Your instructions:
Copy each line below that includes "마드리드".

## START Records shown

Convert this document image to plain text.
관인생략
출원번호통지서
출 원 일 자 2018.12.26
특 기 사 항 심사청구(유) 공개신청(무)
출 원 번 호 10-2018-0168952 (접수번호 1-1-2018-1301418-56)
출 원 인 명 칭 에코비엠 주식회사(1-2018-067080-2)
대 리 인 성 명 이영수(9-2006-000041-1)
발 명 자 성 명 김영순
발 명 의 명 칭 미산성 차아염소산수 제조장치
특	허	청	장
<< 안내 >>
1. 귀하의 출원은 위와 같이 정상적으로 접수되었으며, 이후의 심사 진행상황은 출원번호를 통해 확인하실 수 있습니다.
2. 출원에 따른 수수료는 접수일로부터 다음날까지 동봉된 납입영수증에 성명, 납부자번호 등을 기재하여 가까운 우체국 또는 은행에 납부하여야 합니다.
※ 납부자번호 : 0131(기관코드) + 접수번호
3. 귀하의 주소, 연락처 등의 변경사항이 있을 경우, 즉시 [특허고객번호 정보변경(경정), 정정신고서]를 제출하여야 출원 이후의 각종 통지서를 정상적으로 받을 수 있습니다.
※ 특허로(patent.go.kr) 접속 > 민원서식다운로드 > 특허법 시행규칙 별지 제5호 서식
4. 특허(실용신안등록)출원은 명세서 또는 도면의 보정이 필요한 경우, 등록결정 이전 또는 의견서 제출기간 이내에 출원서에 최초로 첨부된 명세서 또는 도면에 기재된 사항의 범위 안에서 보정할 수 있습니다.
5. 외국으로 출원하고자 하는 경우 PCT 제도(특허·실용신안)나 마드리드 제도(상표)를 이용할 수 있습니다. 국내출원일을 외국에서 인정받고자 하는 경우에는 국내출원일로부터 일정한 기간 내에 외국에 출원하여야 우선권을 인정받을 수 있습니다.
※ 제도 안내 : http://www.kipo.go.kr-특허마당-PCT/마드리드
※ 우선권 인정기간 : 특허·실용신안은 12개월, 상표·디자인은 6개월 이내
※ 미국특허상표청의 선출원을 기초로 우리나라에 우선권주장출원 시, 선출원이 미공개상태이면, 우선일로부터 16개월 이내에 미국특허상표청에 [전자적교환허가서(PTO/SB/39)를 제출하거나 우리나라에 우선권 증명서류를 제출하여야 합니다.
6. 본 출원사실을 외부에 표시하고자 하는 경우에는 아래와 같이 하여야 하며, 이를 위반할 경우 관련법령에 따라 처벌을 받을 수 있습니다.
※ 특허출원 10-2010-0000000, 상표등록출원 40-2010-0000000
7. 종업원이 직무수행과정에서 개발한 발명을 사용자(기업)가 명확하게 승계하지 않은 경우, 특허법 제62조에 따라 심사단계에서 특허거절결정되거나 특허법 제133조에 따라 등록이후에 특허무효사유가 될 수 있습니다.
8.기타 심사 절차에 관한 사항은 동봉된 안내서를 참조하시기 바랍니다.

## END Records shown

Correct answer:
5. 외국으로 출원하고자 하는 경우 PCT 제도(특허·실용신안)나 마드리드 제도(상표)를 이용할 수 있습니다. 국내출원일을 외국에서 인정받고자 하는 경우에는 국내출원일로부터 일정한 기간 내에 외국에 출원하여야 우선권을 인정받을 수 있습니다.
※ 제도 안내 : http://www.kipo.go.kr-특허마당-PCT/마드리드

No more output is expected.